Problem description:
Please update the entries from the start through the line with "white-cell[interactable]: [106, 71, 140, 105]" and write them out again, putting "clickable" wherever "interactable" appears and changing nothing else.
⟨
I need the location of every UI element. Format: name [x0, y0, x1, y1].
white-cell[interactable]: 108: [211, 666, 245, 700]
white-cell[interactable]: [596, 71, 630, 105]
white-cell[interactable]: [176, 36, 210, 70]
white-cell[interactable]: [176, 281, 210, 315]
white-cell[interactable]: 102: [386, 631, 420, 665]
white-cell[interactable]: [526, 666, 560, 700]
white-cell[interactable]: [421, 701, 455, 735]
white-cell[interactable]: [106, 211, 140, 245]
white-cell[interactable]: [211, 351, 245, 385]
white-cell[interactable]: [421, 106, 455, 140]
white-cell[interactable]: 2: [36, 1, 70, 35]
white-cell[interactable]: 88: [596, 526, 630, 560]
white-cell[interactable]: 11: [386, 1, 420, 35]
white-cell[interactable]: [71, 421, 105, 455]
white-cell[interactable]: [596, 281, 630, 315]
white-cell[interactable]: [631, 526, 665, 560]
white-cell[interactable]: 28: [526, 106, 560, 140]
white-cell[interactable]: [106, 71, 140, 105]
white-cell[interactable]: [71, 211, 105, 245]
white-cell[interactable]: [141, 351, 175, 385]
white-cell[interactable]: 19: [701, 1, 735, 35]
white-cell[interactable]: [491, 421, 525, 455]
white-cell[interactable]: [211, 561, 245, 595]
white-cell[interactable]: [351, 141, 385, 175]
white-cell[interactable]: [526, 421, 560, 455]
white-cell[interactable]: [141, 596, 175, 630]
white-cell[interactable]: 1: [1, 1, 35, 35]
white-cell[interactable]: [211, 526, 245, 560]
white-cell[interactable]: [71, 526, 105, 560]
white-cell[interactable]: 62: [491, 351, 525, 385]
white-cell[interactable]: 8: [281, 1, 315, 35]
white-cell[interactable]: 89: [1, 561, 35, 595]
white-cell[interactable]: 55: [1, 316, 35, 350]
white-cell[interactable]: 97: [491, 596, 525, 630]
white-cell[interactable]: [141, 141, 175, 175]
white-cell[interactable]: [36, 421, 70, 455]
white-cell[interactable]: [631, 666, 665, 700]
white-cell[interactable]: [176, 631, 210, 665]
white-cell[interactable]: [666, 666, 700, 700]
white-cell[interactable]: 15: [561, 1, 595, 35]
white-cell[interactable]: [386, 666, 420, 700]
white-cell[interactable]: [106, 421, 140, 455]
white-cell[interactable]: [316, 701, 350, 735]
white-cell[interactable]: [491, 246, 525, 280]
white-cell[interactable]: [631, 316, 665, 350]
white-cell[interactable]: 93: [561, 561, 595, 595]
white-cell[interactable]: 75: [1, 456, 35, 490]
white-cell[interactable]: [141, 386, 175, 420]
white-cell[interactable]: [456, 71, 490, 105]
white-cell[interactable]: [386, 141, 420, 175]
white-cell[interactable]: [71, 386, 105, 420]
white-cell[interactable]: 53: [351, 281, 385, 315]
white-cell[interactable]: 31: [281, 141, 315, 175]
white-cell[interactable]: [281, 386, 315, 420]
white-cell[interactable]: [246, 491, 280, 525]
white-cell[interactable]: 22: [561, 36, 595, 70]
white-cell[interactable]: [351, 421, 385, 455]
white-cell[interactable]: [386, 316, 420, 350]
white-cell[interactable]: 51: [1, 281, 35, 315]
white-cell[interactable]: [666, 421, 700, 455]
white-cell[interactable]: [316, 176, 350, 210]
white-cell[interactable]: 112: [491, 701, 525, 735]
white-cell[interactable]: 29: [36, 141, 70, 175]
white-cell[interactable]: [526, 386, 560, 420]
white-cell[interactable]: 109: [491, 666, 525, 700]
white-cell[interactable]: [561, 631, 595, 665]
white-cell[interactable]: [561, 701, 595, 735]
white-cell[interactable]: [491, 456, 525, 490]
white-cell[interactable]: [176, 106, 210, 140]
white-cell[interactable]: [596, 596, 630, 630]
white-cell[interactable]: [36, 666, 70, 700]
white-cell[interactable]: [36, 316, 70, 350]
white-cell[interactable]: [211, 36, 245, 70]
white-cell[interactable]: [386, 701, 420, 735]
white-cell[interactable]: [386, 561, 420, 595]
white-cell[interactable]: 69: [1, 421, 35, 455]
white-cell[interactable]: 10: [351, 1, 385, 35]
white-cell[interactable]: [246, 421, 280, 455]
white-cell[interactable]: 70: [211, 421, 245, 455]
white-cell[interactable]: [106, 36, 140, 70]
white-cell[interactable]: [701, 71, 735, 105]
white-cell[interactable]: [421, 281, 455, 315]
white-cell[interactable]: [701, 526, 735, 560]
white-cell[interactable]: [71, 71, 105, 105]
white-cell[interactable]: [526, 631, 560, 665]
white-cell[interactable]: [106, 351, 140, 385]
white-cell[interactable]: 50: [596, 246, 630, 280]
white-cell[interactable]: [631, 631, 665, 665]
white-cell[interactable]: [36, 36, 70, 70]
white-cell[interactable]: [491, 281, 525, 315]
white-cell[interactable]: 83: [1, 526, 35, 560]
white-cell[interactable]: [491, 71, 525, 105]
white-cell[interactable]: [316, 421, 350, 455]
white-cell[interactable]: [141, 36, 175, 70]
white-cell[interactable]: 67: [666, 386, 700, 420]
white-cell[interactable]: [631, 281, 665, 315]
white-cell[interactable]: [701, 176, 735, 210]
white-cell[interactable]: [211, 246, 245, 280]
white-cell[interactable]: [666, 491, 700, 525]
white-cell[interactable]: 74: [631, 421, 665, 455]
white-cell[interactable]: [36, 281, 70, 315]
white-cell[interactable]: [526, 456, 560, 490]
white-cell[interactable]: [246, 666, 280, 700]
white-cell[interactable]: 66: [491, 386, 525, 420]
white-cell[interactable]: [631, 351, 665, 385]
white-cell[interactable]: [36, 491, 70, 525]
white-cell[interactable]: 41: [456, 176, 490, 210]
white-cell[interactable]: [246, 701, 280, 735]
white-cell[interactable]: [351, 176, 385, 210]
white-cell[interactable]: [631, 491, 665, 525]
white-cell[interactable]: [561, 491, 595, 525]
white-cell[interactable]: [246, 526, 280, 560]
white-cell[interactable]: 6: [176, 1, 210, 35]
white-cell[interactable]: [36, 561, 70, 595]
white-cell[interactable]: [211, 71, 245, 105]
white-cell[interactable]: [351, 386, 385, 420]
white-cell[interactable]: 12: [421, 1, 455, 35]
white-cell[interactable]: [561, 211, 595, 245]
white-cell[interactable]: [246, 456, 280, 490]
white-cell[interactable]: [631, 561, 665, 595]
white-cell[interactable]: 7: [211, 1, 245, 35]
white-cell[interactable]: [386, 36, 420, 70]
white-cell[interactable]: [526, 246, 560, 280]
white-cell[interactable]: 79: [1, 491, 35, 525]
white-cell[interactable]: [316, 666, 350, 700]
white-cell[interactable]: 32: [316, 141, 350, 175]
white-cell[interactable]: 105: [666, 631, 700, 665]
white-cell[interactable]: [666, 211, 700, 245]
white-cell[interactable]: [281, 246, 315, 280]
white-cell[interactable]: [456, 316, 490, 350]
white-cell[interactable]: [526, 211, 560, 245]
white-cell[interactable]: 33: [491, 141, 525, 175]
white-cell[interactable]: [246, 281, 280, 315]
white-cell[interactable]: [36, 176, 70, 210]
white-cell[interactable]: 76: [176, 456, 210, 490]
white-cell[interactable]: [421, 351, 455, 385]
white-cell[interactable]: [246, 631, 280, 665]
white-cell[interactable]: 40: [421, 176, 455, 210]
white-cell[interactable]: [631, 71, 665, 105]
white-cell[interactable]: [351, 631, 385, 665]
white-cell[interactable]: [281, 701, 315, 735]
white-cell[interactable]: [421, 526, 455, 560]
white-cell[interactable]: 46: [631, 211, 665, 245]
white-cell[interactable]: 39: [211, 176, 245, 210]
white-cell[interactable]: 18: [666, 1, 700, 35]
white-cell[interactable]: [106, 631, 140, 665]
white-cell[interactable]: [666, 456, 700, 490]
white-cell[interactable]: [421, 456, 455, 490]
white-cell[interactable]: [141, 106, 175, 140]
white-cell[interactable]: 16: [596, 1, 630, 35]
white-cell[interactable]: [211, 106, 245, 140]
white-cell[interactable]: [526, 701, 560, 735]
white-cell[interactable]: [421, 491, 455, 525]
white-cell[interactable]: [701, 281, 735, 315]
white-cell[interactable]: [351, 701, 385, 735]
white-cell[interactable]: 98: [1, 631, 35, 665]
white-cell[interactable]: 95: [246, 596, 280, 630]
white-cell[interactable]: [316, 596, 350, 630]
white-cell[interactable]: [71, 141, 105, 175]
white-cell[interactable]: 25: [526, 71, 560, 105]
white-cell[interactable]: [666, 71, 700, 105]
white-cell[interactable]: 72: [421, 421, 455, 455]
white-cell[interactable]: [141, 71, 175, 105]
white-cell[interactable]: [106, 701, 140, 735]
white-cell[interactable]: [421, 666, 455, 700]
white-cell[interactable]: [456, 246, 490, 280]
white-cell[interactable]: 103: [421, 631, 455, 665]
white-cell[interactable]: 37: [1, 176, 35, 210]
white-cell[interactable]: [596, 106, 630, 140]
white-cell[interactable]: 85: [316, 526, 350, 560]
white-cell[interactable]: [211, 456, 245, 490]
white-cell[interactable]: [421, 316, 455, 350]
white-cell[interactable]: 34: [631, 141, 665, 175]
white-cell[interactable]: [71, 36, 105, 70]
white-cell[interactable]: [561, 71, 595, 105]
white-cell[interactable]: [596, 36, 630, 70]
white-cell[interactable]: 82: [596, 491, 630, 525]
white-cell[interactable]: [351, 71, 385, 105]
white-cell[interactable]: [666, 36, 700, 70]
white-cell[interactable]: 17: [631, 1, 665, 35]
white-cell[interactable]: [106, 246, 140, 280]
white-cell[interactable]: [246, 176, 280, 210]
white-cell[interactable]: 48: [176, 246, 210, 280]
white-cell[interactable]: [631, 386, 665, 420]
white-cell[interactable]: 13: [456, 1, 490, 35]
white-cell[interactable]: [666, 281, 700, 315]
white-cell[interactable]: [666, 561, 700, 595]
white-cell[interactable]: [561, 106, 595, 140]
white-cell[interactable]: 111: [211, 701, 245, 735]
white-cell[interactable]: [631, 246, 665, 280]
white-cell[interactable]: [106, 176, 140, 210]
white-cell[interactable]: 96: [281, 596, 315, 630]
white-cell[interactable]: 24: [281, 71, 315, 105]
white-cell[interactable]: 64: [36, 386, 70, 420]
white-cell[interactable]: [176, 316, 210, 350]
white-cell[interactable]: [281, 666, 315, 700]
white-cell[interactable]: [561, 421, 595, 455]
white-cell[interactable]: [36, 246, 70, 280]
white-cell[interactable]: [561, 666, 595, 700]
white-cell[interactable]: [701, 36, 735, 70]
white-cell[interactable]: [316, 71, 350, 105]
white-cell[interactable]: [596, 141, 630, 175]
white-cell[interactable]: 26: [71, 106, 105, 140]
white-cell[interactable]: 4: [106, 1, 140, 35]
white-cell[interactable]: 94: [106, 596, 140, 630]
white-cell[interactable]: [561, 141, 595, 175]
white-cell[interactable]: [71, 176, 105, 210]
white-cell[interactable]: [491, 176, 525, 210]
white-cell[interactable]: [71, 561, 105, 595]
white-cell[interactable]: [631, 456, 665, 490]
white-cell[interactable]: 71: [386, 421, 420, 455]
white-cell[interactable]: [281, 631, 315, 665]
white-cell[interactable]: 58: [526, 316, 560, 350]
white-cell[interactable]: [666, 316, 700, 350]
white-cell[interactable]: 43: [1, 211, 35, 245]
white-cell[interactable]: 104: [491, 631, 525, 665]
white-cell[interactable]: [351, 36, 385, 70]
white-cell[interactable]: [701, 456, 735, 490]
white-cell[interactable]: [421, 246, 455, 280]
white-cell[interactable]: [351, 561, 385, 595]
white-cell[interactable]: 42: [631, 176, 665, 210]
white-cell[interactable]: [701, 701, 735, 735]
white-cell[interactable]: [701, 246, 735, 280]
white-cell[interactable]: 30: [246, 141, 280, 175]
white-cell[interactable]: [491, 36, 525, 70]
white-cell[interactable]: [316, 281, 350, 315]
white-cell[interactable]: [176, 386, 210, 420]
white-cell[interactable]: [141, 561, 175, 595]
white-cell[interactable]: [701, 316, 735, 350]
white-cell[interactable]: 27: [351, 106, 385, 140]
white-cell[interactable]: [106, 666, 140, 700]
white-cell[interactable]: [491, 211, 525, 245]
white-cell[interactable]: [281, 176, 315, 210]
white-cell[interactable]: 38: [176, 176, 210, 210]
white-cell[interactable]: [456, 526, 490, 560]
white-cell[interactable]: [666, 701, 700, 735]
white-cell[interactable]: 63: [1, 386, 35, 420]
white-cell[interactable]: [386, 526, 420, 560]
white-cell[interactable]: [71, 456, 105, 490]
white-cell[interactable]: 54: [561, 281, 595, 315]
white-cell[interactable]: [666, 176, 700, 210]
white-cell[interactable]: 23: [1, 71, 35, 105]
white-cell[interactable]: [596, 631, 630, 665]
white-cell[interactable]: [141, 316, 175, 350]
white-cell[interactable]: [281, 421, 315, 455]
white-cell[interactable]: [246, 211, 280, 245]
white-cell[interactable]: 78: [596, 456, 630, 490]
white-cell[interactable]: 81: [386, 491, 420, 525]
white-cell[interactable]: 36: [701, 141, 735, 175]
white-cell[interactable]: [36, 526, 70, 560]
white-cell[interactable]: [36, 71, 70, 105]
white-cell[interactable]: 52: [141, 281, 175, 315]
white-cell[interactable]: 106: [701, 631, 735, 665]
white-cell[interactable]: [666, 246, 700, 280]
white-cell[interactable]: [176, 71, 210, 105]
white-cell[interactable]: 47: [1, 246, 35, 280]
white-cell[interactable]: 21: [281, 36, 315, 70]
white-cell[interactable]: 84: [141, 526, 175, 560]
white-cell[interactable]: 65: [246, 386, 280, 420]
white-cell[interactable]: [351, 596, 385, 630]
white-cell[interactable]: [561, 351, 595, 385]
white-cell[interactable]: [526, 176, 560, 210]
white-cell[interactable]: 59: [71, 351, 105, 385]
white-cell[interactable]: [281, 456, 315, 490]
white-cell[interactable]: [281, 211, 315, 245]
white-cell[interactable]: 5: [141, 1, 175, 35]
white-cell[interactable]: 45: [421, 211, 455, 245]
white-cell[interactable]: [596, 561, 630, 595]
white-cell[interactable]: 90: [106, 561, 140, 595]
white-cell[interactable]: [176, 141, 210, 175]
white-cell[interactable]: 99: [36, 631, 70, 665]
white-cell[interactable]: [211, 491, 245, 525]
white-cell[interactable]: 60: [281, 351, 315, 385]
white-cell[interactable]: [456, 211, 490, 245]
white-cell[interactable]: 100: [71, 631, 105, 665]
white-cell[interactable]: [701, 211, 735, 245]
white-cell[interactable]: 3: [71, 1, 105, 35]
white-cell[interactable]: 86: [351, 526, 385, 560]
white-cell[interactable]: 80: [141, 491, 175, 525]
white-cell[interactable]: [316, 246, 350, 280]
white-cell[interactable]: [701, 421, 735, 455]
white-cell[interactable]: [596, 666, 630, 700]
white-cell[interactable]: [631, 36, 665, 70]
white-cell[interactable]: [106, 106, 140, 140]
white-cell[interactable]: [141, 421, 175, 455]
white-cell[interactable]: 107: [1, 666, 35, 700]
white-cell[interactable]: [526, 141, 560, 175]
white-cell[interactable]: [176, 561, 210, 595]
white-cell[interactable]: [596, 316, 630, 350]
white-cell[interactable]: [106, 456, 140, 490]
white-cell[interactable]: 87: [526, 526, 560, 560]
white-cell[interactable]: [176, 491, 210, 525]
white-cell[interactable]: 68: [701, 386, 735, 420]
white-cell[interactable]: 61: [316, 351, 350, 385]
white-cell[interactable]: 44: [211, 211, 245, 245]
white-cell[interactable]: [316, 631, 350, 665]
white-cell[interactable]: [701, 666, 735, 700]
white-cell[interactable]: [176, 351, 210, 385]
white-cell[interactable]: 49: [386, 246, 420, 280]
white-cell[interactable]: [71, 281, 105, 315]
⟩
Full response:
I need the location of every UI element. Format: name [x0, y0, x1, y1].
white-cell[clickable]: 108: [211, 666, 245, 700]
white-cell[clickable]: [596, 71, 630, 105]
white-cell[clickable]: [176, 36, 210, 70]
white-cell[clickable]: [176, 281, 210, 315]
white-cell[clickable]: 102: [386, 631, 420, 665]
white-cell[clickable]: [526, 666, 560, 700]
white-cell[clickable]: [421, 701, 455, 735]
white-cell[clickable]: [106, 211, 140, 245]
white-cell[clickable]: [211, 351, 245, 385]
white-cell[clickable]: [421, 106, 455, 140]
white-cell[clickable]: 2: [36, 1, 70, 35]
white-cell[clickable]: 88: [596, 526, 630, 560]
white-cell[clickable]: 11: [386, 1, 420, 35]
white-cell[clickable]: [71, 421, 105, 455]
white-cell[clickable]: [596, 281, 630, 315]
white-cell[clickable]: [631, 526, 665, 560]
white-cell[clickable]: 28: [526, 106, 560, 140]
white-cell[clickable]: [106, 71, 140, 105]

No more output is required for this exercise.